§ Текст страницы:

__________

Последние месяцы на постсоветском пространстве мы наблюдали сразу несколько выборов с весьма драматическим сюжетом. На прошлой неделе завершились, пожалуй, самые спокойные из них – в Молдавии, где действующий президент при невероятном накале страстей во втором туре проиграл кандидату от оппозиции. Выборы в Белоруссии, хоть и не привели к смене власти, но не признаны оппозицией, которая уже четвертый месяц пытается играть в «революцию». Самая натуральная революция уже произошла в Киргизии, а в Грузии оппозиция снова пытается повторить революционный сценарий, не удовлетворившись официальными итогами голосования.
Наверное, многие сторонние наблюдатели не раз отмечали, что практически во всех странах постсоветского пространства выборы – и президентские, и парламентские – проходят довольно остро, вызывая реальный раскол общества на два непримиримых и в то же время приблизительно равных лагеря.
Но на самом деле то, как проходят эти выборы, – есть прямое следствие имеющегося в обществе раскола.
Почему так происходит?

__________

§ Поставленная задача 1: Приведите строки записей, начиная со строки, содержащей «18, 567, 30]», и заканчивая строкой, содержащей «567, 374, 583]», заменив в них «vip-badge» на «premium-badge» и не меняя ничего другого.

§ Исходные данные:
__________

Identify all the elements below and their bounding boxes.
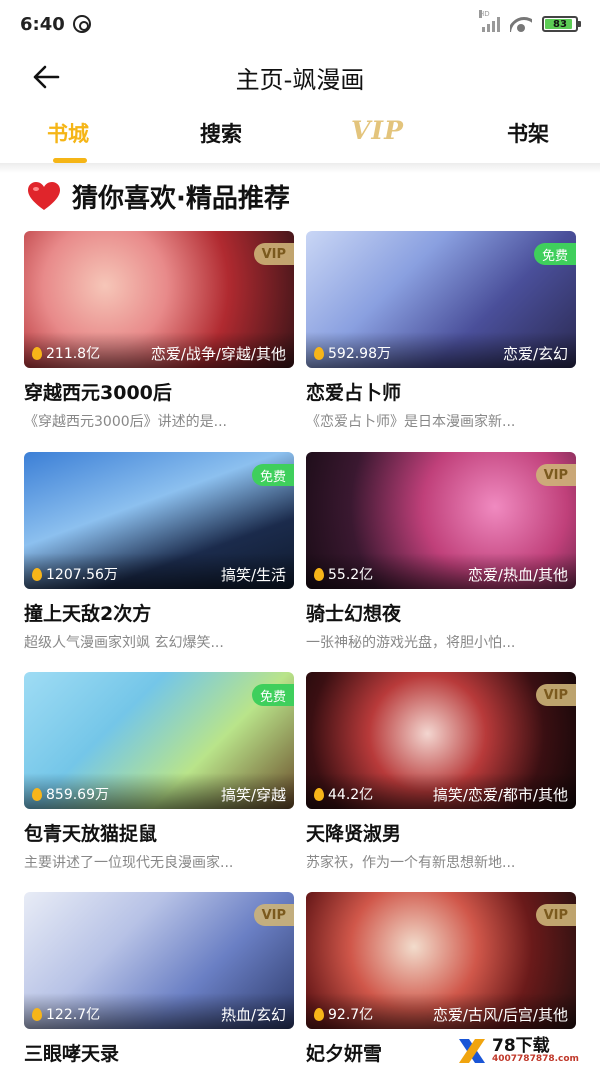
battery-level: 83	[553, 18, 567, 30]
tab-bookstore[interactable]: 书城	[47, 118, 89, 148]
popularity-icon	[32, 346, 42, 360]
comic-tags: 搞笑/穿越	[220, 785, 286, 804]
sync-icon	[72, 15, 91, 33]
comic-title[interactable]: 三眼哮天录	[24, 1039, 294, 1066]
popularity-icon	[32, 567, 42, 581]
vip-badge: VIP	[535, 904, 576, 926]
section-header: 猜你喜欢·精品推荐	[26, 176, 290, 216]
battery-icon: 83	[542, 16, 581, 32]
vip-badge: VIP	[535, 684, 576, 706]
status-bar: 6:40 HD 83	[0, 0, 600, 48]
popularity-count: 592.98万	[328, 346, 391, 362]
popularity-count: 211.8亿	[46, 346, 101, 362]
comic-cover[interactable]: VIP 44.2亿 搞笑/恋爱/都市/其他	[306, 672, 576, 809]
popularity-count: 55.2亿	[328, 567, 374, 583]
comic-cover[interactable]: 免费 859.69万 搞笑/穿越	[24, 672, 294, 809]
back-arrow-icon	[33, 65, 60, 89]
comic-cover[interactable]: 免费 1207.56万 搞笑/生活	[24, 452, 294, 589]
watermark-brand: 78下载	[492, 1035, 550, 1056]
comic-card[interactable]: 免费 592.98万 恋爱/玄幻 恋爱占卜师 《恋爱占卜师》是日本漫画家新...	[306, 231, 576, 436]
comic-title[interactable]: 穿越西元3000后	[24, 378, 294, 405]
comic-title[interactable]: 包青天放猫捉鼠	[24, 819, 294, 846]
comic-card[interactable]: 免费 1207.56万 搞笑/生活 撞上天敌2次方 超级人气漫画家刘飒 玄幻爆笑…	[24, 452, 294, 657]
comic-card[interactable]: VIP 44.2亿 搞笑/恋爱/都市/其他 天降贤淑男 苏家祆，作为一个有新思想…	[306, 672, 576, 877]
comic-cover[interactable]: VIP 122.7亿 热血/玄幻	[24, 892, 294, 1029]
popularity-count: 92.7亿	[328, 1007, 374, 1023]
comic-cover[interactable]: 免费 592.98万 恋爱/玄幻	[306, 231, 576, 368]
back-button[interactable]	[32, 64, 60, 90]
tab-bar-shadow	[0, 163, 600, 173]
popularity-count: 122.7亿	[46, 1007, 101, 1023]
wifi-icon	[510, 16, 532, 32]
comic-description: 超级人气漫画家刘飒 玄幻爆笑...	[24, 635, 224, 651]
popularity-icon	[314, 1007, 324, 1021]
popularity-count: 859.69万	[46, 787, 109, 803]
comic-cover[interactable]: VIP 92.7亿 恋爱/古风/后宫/其他	[306, 892, 576, 1029]
tab-search[interactable]: 搜索	[200, 118, 242, 148]
popularity-count: 44.2亿	[328, 787, 374, 803]
comic-cover[interactable]: VIP 55.2亿 恋爱/热血/其他	[306, 452, 576, 589]
page-title: 主页-飒漫画	[235, 65, 365, 94]
tab-bar: 书城 搜索 VIP 书架	[0, 108, 600, 166]
comic-tags: 恋爱/古风/后宫/其他	[432, 1005, 568, 1024]
popularity-icon	[314, 567, 324, 581]
popularity-icon	[32, 1007, 42, 1021]
comic-tags: 恋爱/热血/其他	[467, 565, 568, 584]
comic-description: 苏家祆，作为一个有新思想新地...	[306, 855, 516, 871]
comic-title[interactable]: 骑士幻想夜	[306, 599, 576, 626]
watermark-logo-icon	[459, 1038, 485, 1063]
comic-card[interactable]: VIP 122.7亿 热血/玄幻 三眼哮天录	[24, 892, 294, 1067]
section-title: 猜你喜欢·精品推荐	[72, 183, 290, 214]
heart-icon	[28, 182, 60, 210]
comic-tags: 热血/玄幻	[220, 1005, 286, 1024]
comic-description: 一张神秘的游戏光盘，将胆小怕...	[306, 635, 516, 651]
comic-title[interactable]: 恋爱占卜师	[306, 378, 576, 405]
comic-card[interactable]: VIP 211.8亿 恋爱/战争/穿越/其他 穿越西元3000后 《穿越西元30…	[24, 231, 294, 436]
comic-cover[interactable]: VIP 211.8亿 恋爱/战争/穿越/其他	[24, 231, 294, 368]
comic-title[interactable]: 撞上天敌2次方	[24, 599, 294, 626]
signal-icon: HD	[479, 10, 500, 32]
comic-description: 主要讲述了一位现代无良漫画家...	[24, 855, 234, 871]
vip-badge: VIP	[253, 243, 294, 265]
vip-badge: VIP	[253, 904, 294, 926]
network-type: HD	[479, 10, 490, 18]
comic-card[interactable]: VIP 55.2亿 恋爱/热血/其他 骑士幻想夜 一张神秘的游戏光盘，将胆小怕.…	[306, 452, 576, 657]
watermark: 78下载 4007787878.com	[452, 1034, 600, 1067]
comic-tags: 恋爱/战争/穿越/其他	[150, 344, 286, 363]
app-header: 主页-飒漫画	[0, 50, 600, 104]
popularity-icon	[314, 346, 324, 360]
tab-bookshelf[interactable]: 书架	[507, 118, 549, 148]
comic-title[interactable]: 天降贤淑男	[306, 819, 576, 846]
popularity-count: 1207.56万	[46, 567, 118, 583]
comic-tags: 恋爱/玄幻	[502, 344, 568, 363]
comic-tags: 搞笑/生活	[220, 565, 286, 584]
vip-badge: VIP	[535, 464, 576, 486]
comic-description: 《穿越西元3000后》讲述的是...	[24, 414, 227, 430]
comic-description: 《恋爱占卜师》是日本漫画家新...	[306, 414, 516, 430]
free-badge: 免费	[251, 684, 294, 706]
comic-tags: 搞笑/恋爱/都市/其他	[432, 785, 568, 804]
free-badge: 免费	[533, 243, 576, 265]
popularity-icon	[314, 787, 324, 801]
watermark-url: 4007787878.com	[492, 1053, 579, 1064]
free-badge: 免费	[251, 464, 294, 486]
status-time: 6:40	[20, 13, 65, 35]
popularity-icon	[32, 787, 42, 801]
tab-vip[interactable]: VIP	[351, 116, 404, 145]
comic-card[interactable]: 免费 859.69万 搞笑/穿越 包青天放猫捉鼠 主要讲述了一位现代无良漫画家.…	[24, 672, 294, 877]
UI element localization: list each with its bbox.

__________

§ Поставленная задача 2:
Ответьте по тексту о выборах на постсоветском пространстве:
(а) В какой стране действующий президент проиграл кандидату от оппозиции во втором туре?
(б) Какой уже месяц оппозиция в Белоруссии пытается играть в «революцию»?
(в) Прямым следствием чего названо то, как проходят эти выборы?

§ Полный ответ 1:
battery-level: 83	[553, 18, 567, 30]
tab-bookstore[interactable]: 书城	[47, 118, 89, 148]
popularity-icon	[32, 346, 42, 360]
comic-tags: 搞笑/穿越	[220, 785, 286, 804]
sync-icon	[72, 15, 91, 33]
comic-title[interactable]: 三眼哮天录	[24, 1039, 294, 1066]
popularity-icon	[32, 567, 42, 581]
premium-badge: VIP	[535, 904, 576, 926]
section-header: 猜你喜欢·精品推荐	[26, 176, 290, 216]
battery-icon: 83	[542, 16, 581, 32]
premium-badge: VIP	[535, 684, 576, 706]
status-bar: 6:40 HD 83	[0, 0, 600, 48]
popularity-count: 592.98万	[328, 346, 391, 362]
popularity-count: 211.8亿	[46, 346, 101, 362]
comic-cover[interactable]: VIP 44.2亿 搞笑/恋爱/都市/其他	[306, 672, 576, 809]
popularity-count: 55.2亿	[328, 567, 374, 583]

§ Полный ответ 2:
(а) В Молдавии.
(б) Четвертый месяц.
(в) Раскола, имеющегося в обществе.